-------- Extrait du texte

Pour un site qui se prétend « satirique », Business News multiplie les dérives verbales et les diffamations. Le lexique des titres publiés par ce genre de presse se distingue par une violence verbale qui rajoute un cran à la tension du climat actuel dans notre pays.
Vincent Geisseir, chercheur à I’Institut Français du Proche-Orient, en a récemment fait les frais. Il subit actuellement une campagne d’intimidation provoquée par la publication de l’article « Vincent Geisser : analyste, laudateur ou mercenaire ? » par Nizar Bahloul, directeur de publication de Business News.
Cet article a engendré des représailles via une série de messages anonymes truffés d’insultes allant jusqu’aux menaces. Le politologue français vient de rendre public sur sa page facebook une menace de mort qu’il vient de recevoir :
tu ose critiquer tes maitres sale français puant le fromage et le porc ??? quand on te cassera ta sale gueule, tu comprendra la liberté d’expression sale esclave des juifs et du Qatar, la Tunisie est forte et nationaliste et on te jettera toi, tes rats islamistes et les traitres laics comme marzouki au cachot, tu pourra partager un bon moment dans les geôles ac tes amis Islamistes et ni tel aviv ni BHL ne pourront te secourir espèce de vendu, traitre, orientaliste malade qui fantasme sur les petites voilées… Tu es mort en Tunisie !!!!

----------------
-------- Données fournies

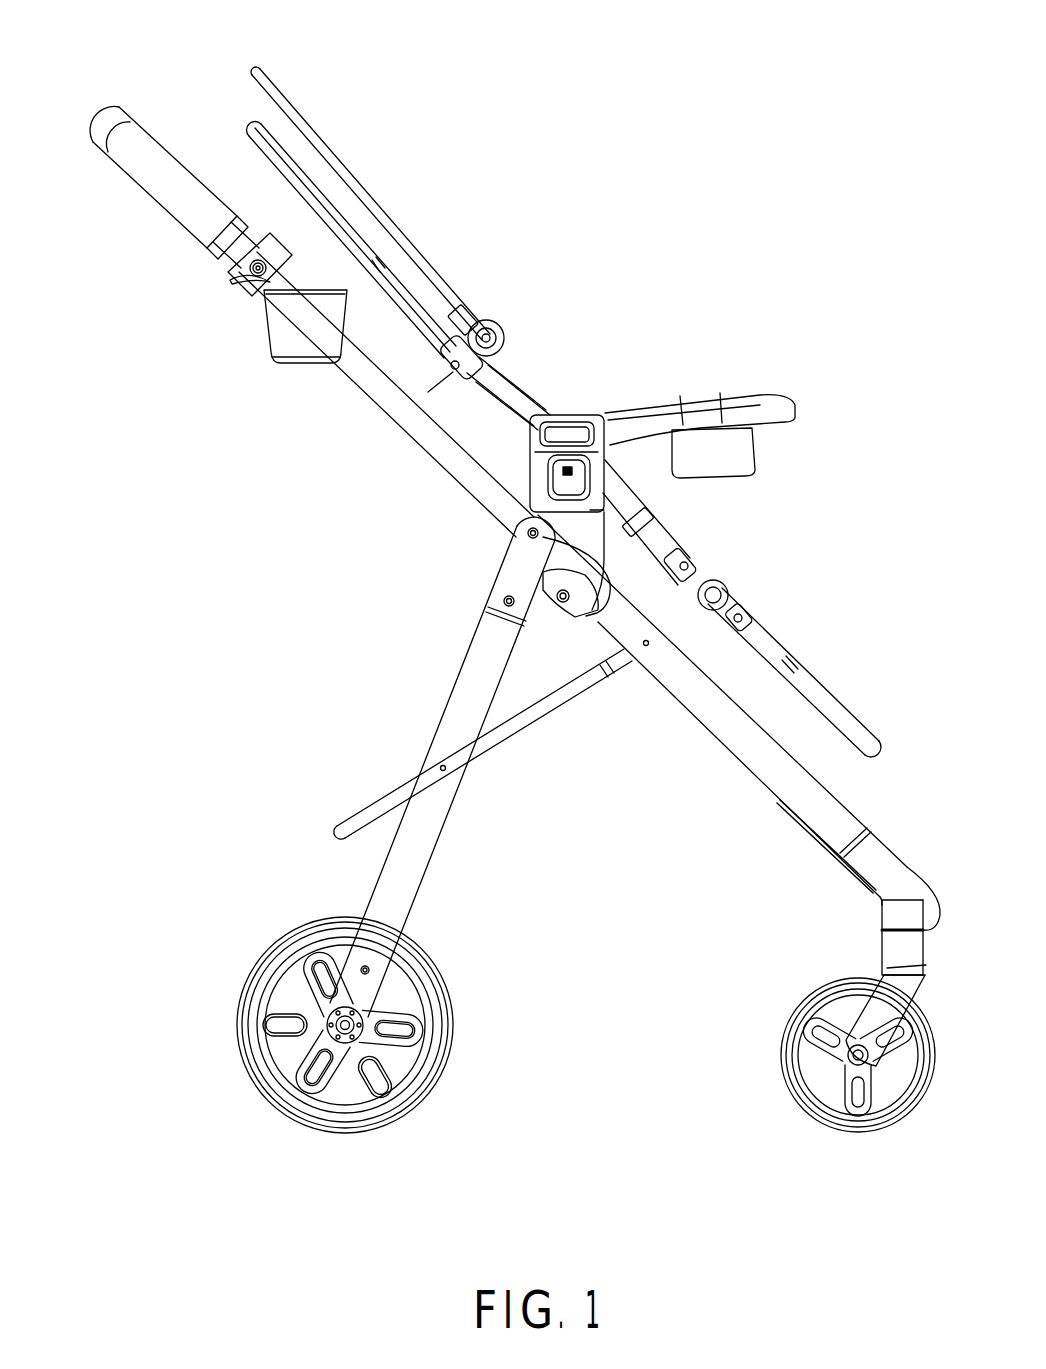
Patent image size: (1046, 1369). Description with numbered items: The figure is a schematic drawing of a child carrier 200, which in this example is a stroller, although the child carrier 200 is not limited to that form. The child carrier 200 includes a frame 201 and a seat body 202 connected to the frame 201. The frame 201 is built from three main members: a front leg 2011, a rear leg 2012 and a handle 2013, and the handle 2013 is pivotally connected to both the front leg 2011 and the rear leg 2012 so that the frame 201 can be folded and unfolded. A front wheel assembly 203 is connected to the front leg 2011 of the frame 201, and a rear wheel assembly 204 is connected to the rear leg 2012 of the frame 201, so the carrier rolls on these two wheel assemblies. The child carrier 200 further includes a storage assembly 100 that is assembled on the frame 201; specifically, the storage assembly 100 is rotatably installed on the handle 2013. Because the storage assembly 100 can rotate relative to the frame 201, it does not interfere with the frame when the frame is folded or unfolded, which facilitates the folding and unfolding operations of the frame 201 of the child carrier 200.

The child carrier 200 is at (122, 25).
The storage assembly 100 is at (253, 338).
The frame 201 is at (353, 576).
The front leg 2011 is at (768, 770).
The rear leg 2012 is at (463, 713).
The handle 2013 is at (450, 462).
The seat body 202 is at (548, 356).
The front wheel assembly 203 is at (800, 1128).
The rear wheel assembly 204 is at (255, 1103).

----------------

#### Exercices:
• A. Répondez brièvement aux questions suivantes d'après le texte sur la campagne d'intimidation.
(i) Quel qualificatif Business News se donne-t-il, selon le texte ?
(ii) Qui est le directeur de publication de Business News ?
(iii) Sur quelle page le politologue a-t-il rendu publique la menace de mort reçue ?
• B. Recopiez fidèlement le passage du texte sur la campagne d'intimidation qui va de « Pour un site » à « dans notre pays. ».
• C. Rédigez la suite du texte sur la campagne d'intimidation, en partant de sa dernière phrase.
Ce matériel provient d'une autre source que le texte.

#### Réponses attendues:
• A.
(i) « Satirique ».
(ii) Nizar Bahloul.
(iii) Sur sa page facebook.

• B.
Pour un site qui se prétend « satirique », Business News multiplie les dérives verbales et les diffamations. Le lexique des titres publiés par ce genre de presse se distingue par une violence verbale qui rajoute un cran à la tension du climat actuel dans notre pays.

• C.
Ce dérapage n’est pas isolé, il s’inscrit dans une série d’incidents qui viennent entacher cette campagne présidentielle. Celle-ci est de plus en plus marquée par une tension palpable à travers les invectives provenant des camps des deux candidats à la magistrature suprême. Comme le souligne Yassine Bellamine dans un récent article : « d’un côté comme de l’autre, une escalade d’injures et de discours abominables radicalise la campagne, relayée par une presse très loin de se sentir garante de la pacification politique, n’hésitant pas à faire choux gras de ces diatribes – oh combien pénibles-, rajoutant une couche à certaines provocations ».
Le lexique du langage de la violence
Les mots ont un poids ! Le champ sémantique de la violence se manifeste à travers l’utilisation de désignatifs et de termes qui construisent une corolle atour de la violence.
Etant donné que Mr. Geisser est un « chercheur étranger » comme le précise Nizar Bahloul, l’utilisation du terme « mercenaire » à son égard tendrait à le définir comme étant un corps d’une « armée régulière formée de soldats de nationalité différente de l’autorité qui les emploie et qui font payer leurs services ». Ceci assumerait que Mr. Geisser serait un combattant étranger qui prendrait part à un prétendu conflit dans notre pays. C’est un raccourci dangereux qui pourrait être très vite pris au mot par un certain public non averti.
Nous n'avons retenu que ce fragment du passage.